Set task => Repeat all entries exactly.

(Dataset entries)
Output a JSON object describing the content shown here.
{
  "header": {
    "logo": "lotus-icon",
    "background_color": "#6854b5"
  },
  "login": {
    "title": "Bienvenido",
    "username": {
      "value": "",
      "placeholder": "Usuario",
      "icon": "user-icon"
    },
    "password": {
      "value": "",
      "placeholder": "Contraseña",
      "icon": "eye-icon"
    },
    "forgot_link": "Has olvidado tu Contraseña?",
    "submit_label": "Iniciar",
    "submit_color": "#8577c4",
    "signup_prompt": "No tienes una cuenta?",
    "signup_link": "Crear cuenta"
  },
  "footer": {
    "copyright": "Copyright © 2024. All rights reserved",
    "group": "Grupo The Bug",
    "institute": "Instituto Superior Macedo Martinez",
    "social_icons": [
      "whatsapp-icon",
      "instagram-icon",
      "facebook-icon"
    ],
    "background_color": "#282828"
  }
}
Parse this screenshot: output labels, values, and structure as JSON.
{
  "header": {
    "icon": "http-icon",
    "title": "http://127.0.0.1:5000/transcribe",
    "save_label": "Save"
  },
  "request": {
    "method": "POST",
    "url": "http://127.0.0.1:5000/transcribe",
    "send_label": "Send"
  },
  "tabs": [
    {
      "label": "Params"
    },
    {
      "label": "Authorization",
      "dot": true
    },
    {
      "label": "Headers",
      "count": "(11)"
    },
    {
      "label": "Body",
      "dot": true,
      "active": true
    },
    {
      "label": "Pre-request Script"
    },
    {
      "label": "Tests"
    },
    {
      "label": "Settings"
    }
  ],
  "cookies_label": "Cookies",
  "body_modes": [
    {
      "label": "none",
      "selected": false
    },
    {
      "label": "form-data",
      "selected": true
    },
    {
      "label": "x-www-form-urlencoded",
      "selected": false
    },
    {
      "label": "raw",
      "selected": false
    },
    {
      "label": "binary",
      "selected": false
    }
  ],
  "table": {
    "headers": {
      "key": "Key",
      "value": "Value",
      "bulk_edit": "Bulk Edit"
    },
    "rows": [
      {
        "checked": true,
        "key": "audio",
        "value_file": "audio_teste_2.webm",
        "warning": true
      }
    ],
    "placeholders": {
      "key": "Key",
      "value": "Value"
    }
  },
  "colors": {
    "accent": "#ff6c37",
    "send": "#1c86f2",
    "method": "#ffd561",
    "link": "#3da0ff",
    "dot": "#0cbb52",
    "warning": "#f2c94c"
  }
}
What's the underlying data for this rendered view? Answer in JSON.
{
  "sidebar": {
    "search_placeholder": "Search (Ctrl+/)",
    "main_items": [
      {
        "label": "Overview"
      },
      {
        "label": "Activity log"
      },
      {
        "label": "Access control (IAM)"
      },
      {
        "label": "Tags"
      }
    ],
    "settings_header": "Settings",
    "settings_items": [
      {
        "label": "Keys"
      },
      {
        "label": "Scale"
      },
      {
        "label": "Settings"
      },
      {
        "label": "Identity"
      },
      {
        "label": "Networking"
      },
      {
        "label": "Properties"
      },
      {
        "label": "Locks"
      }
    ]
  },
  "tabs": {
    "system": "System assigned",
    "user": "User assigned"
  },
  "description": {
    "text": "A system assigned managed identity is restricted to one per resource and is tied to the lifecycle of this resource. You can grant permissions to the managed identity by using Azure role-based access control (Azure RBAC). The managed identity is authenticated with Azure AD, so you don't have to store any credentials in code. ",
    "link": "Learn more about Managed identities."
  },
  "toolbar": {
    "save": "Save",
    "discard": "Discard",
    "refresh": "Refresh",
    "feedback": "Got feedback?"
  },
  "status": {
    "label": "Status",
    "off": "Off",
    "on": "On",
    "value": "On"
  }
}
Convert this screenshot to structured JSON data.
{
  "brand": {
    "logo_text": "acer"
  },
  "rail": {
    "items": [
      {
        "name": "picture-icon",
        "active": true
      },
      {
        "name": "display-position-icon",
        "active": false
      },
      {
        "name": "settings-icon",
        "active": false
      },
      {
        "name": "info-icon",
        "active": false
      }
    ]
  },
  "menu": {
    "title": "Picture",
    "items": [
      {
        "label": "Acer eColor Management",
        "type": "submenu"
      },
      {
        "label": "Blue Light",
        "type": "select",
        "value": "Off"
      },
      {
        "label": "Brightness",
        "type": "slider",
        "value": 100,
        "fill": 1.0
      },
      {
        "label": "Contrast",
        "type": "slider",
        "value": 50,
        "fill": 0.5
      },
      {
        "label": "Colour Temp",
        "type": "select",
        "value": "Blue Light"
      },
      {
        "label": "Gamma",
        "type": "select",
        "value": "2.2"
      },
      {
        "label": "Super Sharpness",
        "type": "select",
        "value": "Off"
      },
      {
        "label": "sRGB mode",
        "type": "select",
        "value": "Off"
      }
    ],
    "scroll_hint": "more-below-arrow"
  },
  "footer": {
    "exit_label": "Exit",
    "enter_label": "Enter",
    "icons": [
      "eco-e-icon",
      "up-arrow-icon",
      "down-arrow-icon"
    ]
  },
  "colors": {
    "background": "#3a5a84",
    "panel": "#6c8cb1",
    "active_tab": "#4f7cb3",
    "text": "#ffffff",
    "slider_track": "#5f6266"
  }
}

Finished exercise =>
Output a JSON object describing the content shown here.
{
  "header": {
    "logo": "lotus-icon",
    "background_color": "#6854b5"
  },
  "login": {
    "title": "Bienvenido",
    "username": {
      "value": "",
      "placeholder": "Usuario",
      "icon": "user-icon"
    },
    "password": {
      "value": "",
      "placeholder": "Contraseña",
      "icon": "eye-icon"
    },
    "forgot_link": "Has olvidado tu Contraseña?",
    "submit_label": "Iniciar",
    "submit_color": "#8577c4",
    "signup_prompt": "No tienes una cuenta?",
    "signup_link": "Crear cuenta"
  },
  "footer": {
    "copyright": "Copyright © 2024. All rights reserved",
    "group": "Grupo The Bug",
    "institute": "Instituto Superior Macedo Martinez",
    "social_icons": [
      "whatsapp-icon",
      "instagram-icon",
      "facebook-icon"
    ],
    "background_color": "#282828"
  }
}
Parse this screenshot: output labels, values, and structure as JSON.
{
  "header": {
    "icon": "http-icon",
    "title": "http://127.0.0.1:5000/transcribe",
    "save_label": "Save"
  },
  "request": {
    "method": "POST",
    "url": "http://127.0.0.1:5000/transcribe",
    "send_label": "Send"
  },
  "tabs": [
    {
      "label": "Params"
    },
    {
      "label": "Authorization",
      "dot": true
    },
    {
      "label": "Headers",
      "count": "(11)"
    },
    {
      "label": "Body",
      "dot": true,
      "active": true
    },
    {
      "label": "Pre-request Script"
    },
    {
      "label": "Tests"
    },
    {
      "label": "Settings"
    }
  ],
  "cookies_label": "Cookies",
  "body_modes": [
    {
      "label": "none",
      "selected": false
    },
    {
      "label": "form-data",
      "selected": true
    },
    {
      "label": "x-www-form-urlencoded",
      "selected": false
    },
    {
      "label": "raw",
      "selected": false
    },
    {
      "label": "binary",
      "selected": false
    }
  ],
  "table": {
    "headers": {
      "key": "Key",
      "value": "Value",
      "bulk_edit": "Bulk Edit"
    },
    "rows": [
      {
        "checked": true,
        "key": "audio",
        "value_file": "audio_teste_2.webm",
        "warning": true
      }
    ],
    "placeholders": {
      "key": "Key",
      "value": "Value"
    }
  },
  "colors": {
    "accent": "#ff6c37",
    "send": "#1c86f2",
    "method": "#ffd561",
    "link": "#3da0ff",
    "dot": "#0cbb52",
    "warning": "#f2c94c"
  }
}
What's the underlying data for this rendered view? Answer in JSON.
{
  "sidebar": {
    "search_placeholder": "Search (Ctrl+/)",
    "main_items": [
      {
        "label": "Overview"
      },
      {
        "label": "Activity log"
      },
      {
        "label": "Access control (IAM)"
      },
      {
        "label": "Tags"
      }
    ],
    "settings_header": "Settings",
    "settings_items": [
      {
        "label": "Keys"
      },
      {
        "label": "Scale"
      },
      {
        "label": "Settings"
      },
      {
        "label": "Identity"
      },
      {
        "label": "Networking"
      },
      {
        "label": "Properties"
      },
      {
        "label": "Locks"
      }
    ]
  },
  "tabs": {
    "system": "System assigned",
    "user": "User assigned"
  },
  "description": {
    "text": "A system assigned managed identity is restricted to one per resource and is tied to the lifecycle of this resource. You can grant permissions to the managed identity by using Azure role-based access control (Azure RBAC). The managed identity is authenticated with Azure AD, so you don't have to store any credentials in code. ",
    "link": "Learn more about Managed identities."
  },
  "toolbar": {
    "save": "Save",
    "discard": "Discard",
    "refresh": "Refresh",
    "feedback": "Got feedback?"
  },
  "status": {
    "label": "Status",
    "off": "Off",
    "on": "On",
    "value": "On"
  }
}
Convert this screenshot to structured JSON data.
{
  "brand": {
    "logo_text": "acer"
  },
  "rail": {
    "items": [
      {
        "name": "picture-icon",
        "active": true
      },
      {
        "name": "display-position-icon",
        "active": false
      },
      {
        "name": "settings-icon",
        "active": false
      },
      {
        "name": "info-icon",
        "active": false
      }
    ]
  },
  "menu": {
    "title": "Picture",
    "items": [
      {
        "label": "Acer eColor Management",
        "type": "submenu"
      },
      {
        "label": "Blue Light",
        "type": "select",
        "value": "Off"
      },
      {
        "label": "Brightness",
        "type": "slider",
        "value": 100,
        "fill": 1.0
      },
      {
        "label": "Contrast",
        "type": "slider",
        "value": 50,
        "fill": 0.5
      },
      {
        "label": "Colour Temp",
        "type": "select",
        "value": "Blue Light"
      },
      {
        "label": "Gamma",
        "type": "select",
        "value": "2.2"
      },
      {
        "label": "Super Sharpness",
        "type": "select",
        "value": "Off"
      },
      {
        "label": "sRGB mode",
        "type": "select",
        "value": "Off"
      }
    ],
    "scroll_hint": "more-below-arrow"
  },
  "footer": {
    "exit_label": "Exit",
    "enter_label": "Enter",
    "icons": [
      "eco-e-icon",
      "up-arrow-icon",
      "down-arrow-icon"
    ]
  },
  "colors": {
    "background": "#3a5a84",
    "panel": "#6c8cb1",
    "active_tab": "#4f7cb3",
    "text": "#ffffff",
    "slider_track": "#5f6266"
  }
}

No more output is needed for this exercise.